§ Set problem:
Every line of the records below should be restated exactly.

### Records for the task ###

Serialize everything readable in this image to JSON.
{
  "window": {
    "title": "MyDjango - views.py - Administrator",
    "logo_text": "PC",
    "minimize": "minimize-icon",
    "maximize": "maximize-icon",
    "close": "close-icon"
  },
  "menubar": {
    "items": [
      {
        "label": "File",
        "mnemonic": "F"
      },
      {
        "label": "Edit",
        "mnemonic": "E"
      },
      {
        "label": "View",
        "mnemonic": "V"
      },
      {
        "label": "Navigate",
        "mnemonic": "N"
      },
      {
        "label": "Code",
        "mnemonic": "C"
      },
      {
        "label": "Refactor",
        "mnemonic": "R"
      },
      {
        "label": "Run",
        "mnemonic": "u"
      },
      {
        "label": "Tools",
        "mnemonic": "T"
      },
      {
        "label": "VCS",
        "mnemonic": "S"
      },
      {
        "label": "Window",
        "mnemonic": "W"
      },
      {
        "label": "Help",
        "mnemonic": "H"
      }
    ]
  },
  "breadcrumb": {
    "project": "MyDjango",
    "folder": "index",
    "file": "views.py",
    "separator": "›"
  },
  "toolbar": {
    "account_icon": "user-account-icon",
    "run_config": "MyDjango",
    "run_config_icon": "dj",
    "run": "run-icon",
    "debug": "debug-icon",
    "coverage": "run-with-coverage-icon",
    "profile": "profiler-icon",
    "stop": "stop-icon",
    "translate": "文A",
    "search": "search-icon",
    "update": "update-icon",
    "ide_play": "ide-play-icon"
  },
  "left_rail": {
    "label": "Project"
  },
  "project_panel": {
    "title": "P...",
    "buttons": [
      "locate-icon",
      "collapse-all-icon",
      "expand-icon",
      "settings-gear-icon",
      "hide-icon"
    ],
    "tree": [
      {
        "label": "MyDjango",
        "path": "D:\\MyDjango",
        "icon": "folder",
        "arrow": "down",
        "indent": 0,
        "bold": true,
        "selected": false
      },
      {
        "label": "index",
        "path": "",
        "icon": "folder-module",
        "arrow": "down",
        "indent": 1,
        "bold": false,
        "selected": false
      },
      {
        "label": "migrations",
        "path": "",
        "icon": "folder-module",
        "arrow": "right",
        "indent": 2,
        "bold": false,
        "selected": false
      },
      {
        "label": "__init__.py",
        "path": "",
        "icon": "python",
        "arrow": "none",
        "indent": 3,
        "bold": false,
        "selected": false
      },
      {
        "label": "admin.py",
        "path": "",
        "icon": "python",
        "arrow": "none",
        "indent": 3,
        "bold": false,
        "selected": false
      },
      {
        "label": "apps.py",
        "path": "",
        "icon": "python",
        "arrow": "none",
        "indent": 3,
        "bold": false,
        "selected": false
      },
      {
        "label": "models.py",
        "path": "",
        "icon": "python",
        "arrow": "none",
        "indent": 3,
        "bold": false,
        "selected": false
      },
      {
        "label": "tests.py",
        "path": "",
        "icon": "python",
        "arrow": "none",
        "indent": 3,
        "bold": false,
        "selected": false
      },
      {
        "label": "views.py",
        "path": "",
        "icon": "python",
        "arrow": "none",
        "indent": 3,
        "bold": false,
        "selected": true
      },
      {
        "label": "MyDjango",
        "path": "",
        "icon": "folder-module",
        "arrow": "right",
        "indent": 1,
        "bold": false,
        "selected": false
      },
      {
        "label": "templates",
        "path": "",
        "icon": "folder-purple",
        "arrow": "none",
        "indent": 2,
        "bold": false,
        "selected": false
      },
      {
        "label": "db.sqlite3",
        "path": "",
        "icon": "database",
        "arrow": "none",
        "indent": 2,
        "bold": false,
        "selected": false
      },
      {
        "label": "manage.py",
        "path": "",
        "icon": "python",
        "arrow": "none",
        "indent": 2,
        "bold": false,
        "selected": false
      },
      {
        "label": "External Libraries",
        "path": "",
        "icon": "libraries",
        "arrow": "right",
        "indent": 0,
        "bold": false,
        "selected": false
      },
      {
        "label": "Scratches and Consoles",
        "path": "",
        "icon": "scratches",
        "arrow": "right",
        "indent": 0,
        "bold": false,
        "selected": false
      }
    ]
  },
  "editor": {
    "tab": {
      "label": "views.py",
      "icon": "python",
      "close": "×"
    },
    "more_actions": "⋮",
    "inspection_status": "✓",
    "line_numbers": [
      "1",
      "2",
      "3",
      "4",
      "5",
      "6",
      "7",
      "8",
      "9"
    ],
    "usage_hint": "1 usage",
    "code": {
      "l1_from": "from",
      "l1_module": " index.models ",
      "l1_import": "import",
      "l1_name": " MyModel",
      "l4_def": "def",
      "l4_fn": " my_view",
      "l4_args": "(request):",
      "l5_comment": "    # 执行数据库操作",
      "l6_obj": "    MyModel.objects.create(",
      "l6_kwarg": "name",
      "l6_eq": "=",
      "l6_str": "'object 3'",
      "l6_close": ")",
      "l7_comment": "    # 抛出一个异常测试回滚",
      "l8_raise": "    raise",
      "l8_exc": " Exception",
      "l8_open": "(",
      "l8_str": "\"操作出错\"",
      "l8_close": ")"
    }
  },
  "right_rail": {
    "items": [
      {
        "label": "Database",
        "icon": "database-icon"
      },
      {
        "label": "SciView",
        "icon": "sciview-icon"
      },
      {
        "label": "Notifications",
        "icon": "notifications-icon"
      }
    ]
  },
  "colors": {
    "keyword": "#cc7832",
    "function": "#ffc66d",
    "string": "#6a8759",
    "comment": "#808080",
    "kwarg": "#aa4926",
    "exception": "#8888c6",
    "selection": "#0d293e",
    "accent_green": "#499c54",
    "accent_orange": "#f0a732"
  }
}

###

§ Task answer:
Serialize everything readable in this image to JSON.
{
  "window": {
    "title": "MyDjango - views.py - Administrator",
    "logo_text": "PC",
    "minimize": "minimize-icon",
    "maximize": "maximize-icon",
    "close": "close-icon"
  },
  "menubar": {
    "items": [
      {
        "label": "File",
        "mnemonic": "F"
      },
      {
        "label": "Edit",
        "mnemonic": "E"
      },
      {
        "label": "View",
        "mnemonic": "V"
      },
      {
        "label": "Navigate",
        "mnemonic": "N"
      },
      {
        "label": "Code",
        "mnemonic": "C"
      },
      {
        "label": "Refactor",
        "mnemonic": "R"
      },
      {
        "label": "Run",
        "mnemonic": "u"
      },
      {
        "label": "Tools",
        "mnemonic": "T"
      },
      {
        "label": "VCS",
        "mnemonic": "S"
      },
      {
        "label": "Window",
        "mnemonic": "W"
      },
      {
        "label": "Help",
        "mnemonic": "H"
      }
    ]
  },
  "breadcrumb": {
    "project": "MyDjango",
    "folder": "index",
    "file": "views.py",
    "separator": "›"
  },
  "toolbar": {
    "account_icon": "user-account-icon",
    "run_config": "MyDjango",
    "run_config_icon": "dj",
    "run": "run-icon",
    "debug": "debug-icon",
    "coverage": "run-with-coverage-icon",
    "profile": "profiler-icon",
    "stop": "stop-icon",
    "translate": "文A",
    "search": "search-icon",
    "update": "update-icon",
    "ide_play": "ide-play-icon"
  },
  "left_rail": {
    "label": "Project"
  },
  "project_panel": {
    "title": "P...",
    "buttons": [
      "locate-icon",
      "collapse-all-icon",
      "expand-icon",
      "settings-gear-icon",
      "hide-icon"
    ],
    "tree": [
      {
        "label": "MyDjango",
        "path": "D:\\MyDjango",
        "icon": "folder",
        "arrow": "down",
        "indent": 0,
        "bold": true,
        "selected": false
      },
      {
        "label": "index",
        "path": "",
        "icon": "folder-module",
        "arrow": "down",
        "indent": 1,
        "bold": false,
        "selected": false
      },
      {
        "label": "migrations",
        "path": "",
        "icon": "folder-module",
        "arrow": "right",
        "indent": 2,
        "bold": false,
        "selected": false
      },
      {
        "label": "__init__.py",
        "path": "",
        "icon": "python",
        "arrow": "none",
        "indent": 3,
        "bold": false,
        "selected": false
      },
      {
        "label": "admin.py",
        "path": "",
        "icon": "python",
        "arrow": "none",
        "indent": 3,
        "bold": false,
        "selected": false
      },
      {
        "label": "apps.py",
        "path": "",
        "icon": "python",
        "arrow": "none",
        "indent": 3,
        "bold": false,
        "selected": false
      },
      {
        "label": "models.py",
        "path": "",
        "icon": "python",
        "arrow": "none",
        "indent": 3,
        "bold": false,
        "selected": false
      },
      {
        "label": "tests.py",
        "path": "",
        "icon": "python",
        "arrow": "none",
        "indent": 3,
        "bold": false,
        "selected": false
      },
      {
        "label": "views.py",
        "path": "",
        "icon": "python",
        "arrow": "none",
        "indent": 3,
        "bold": false,
        "selected": true
      },
      {
        "label": "MyDjango",
        "path": "",
        "icon": "folder-module",
        "arrow": "right",
        "indent": 1,
        "bold": false,
        "selected": false
      },
      {
        "label": "templates",
        "path": "",
        "icon": "folder-purple",
        "arrow": "none",
        "indent": 2,
        "bold": false,
        "selected": false
      },
      {
        "label": "db.sqlite3",
        "path": "",
        "icon": "database",
        "arrow": "none",
        "indent": 2,
        "bold": false,
        "selected": false
      },
      {
        "label": "manage.py",
        "path": "",
        "icon": "python",
        "arrow": "none",
        "indent": 2,
        "bold": false,
        "selected": false
      },
      {
        "label": "External Libraries",
        "path": "",
        "icon": "libraries",
        "arrow": "right",
        "indent": 0,
        "bold": false,
        "selected": false
      },
      {
        "label": "Scratches and Consoles",
        "path": "",
        "icon": "scratches",
        "arrow": "right",
        "indent": 0,
        "bold": false,
        "selected": false
      }
    ]
  },
  "editor": {
    "tab": {
      "label": "views.py",
      "icon": "python",
      "close": "×"
    },
    "more_actions": "⋮",
    "inspection_status": "✓",
    "line_numbers": [
      "1",
      "2",
      "3",
      "4",
      "5",
      "6",
      "7",
      "8",
      "9"
    ],
    "usage_hint": "1 usage",
    "code": {
      "l1_from": "from",
      "l1_module": " index.models ",
      "l1_import": "import",
      "l1_name": " MyModel",
      "l4_def": "def",
      "l4_fn": " my_view",
      "l4_args": "(request):",
      "l5_comment": "    # 执行数据库操作",
      "l6_obj": "    MyModel.objects.create(",
      "l6_kwarg": "name",
      "l6_eq": "=",
      "l6_str": "'object 3'",
      "l6_close": ")",
      "l7_comment": "    # 抛出一个异常测试回滚",
      "l8_raise": "    raise",
      "l8_exc": " Exception",
      "l8_open": "(",
      "l8_str": "\"操作出错\"",
      "l8_close": ")"
    }
  },
  "right_rail": {
    "items": [
      {
        "label": "Database",
        "icon": "database-icon"
      },
      {
        "label": "SciView",
        "icon": "sciview-icon"
      },
      {
        "label": "Notifications",
        "icon": "notifications-icon"
      }
    ]
  },
  "colors": {
    "keyword": "#cc7832",
    "function": "#ffc66d",
    "string": "#6a8759",
    "comment": "#808080",
    "kwarg": "#aa4926",
    "exception": "#8888c6",
    "selection": "#0d293e",
    "accent_green": "#499c54",
    "accent_orange": "#f0a732"
  }
}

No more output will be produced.